BEGIN

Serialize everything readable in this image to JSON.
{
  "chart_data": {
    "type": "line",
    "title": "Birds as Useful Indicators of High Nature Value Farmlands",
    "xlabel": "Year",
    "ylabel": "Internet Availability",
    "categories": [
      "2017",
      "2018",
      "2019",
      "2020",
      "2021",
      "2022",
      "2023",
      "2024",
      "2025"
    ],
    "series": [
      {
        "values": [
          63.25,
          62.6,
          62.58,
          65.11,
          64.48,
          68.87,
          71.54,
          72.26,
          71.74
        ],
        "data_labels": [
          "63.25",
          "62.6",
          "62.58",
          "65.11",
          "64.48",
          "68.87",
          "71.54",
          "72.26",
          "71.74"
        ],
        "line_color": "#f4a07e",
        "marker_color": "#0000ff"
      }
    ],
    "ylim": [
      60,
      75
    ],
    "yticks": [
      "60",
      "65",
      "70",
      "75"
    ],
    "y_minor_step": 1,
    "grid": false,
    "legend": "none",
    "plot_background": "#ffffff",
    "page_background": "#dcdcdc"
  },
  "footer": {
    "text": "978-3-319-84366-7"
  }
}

END

YOUR INSTRUCTIONS »
Reproduce every record above exactly as it appears.

RESULT OF THIS EXERCISE »
Serialize everything readable in this image to JSON.
{
  "chart_data": {
    "type": "line",
    "title": "Birds as Useful Indicators of High Nature Value Farmlands",
    "xlabel": "Year",
    "ylabel": "Internet Availability",
    "categories": [
      "2017",
      "2018",
      "2019",
      "2020",
      "2021",
      "2022",
      "2023",
      "2024",
      "2025"
    ],
    "series": [
      {
        "values": [
          63.25,
          62.6,
          62.58,
          65.11,
          64.48,
          68.87,
          71.54,
          72.26,
          71.74
        ],
        "data_labels": [
          "63.25",
          "62.6",
          "62.58",
          "65.11",
          "64.48",
          "68.87",
          "71.54",
          "72.26",
          "71.74"
        ],
        "line_color": "#f4a07e",
        "marker_color": "#0000ff"
      }
    ],
    "ylim": [
      60,
      75
    ],
    "yticks": [
      "60",
      "65",
      "70",
      "75"
    ],
    "y_minor_step": 1,
    "grid": false,
    "legend": "none",
    "plot_background": "#ffffff",
    "page_background": "#dcdcdc"
  },
  "footer": {
    "text": "978-3-319-84366-7"
  }
}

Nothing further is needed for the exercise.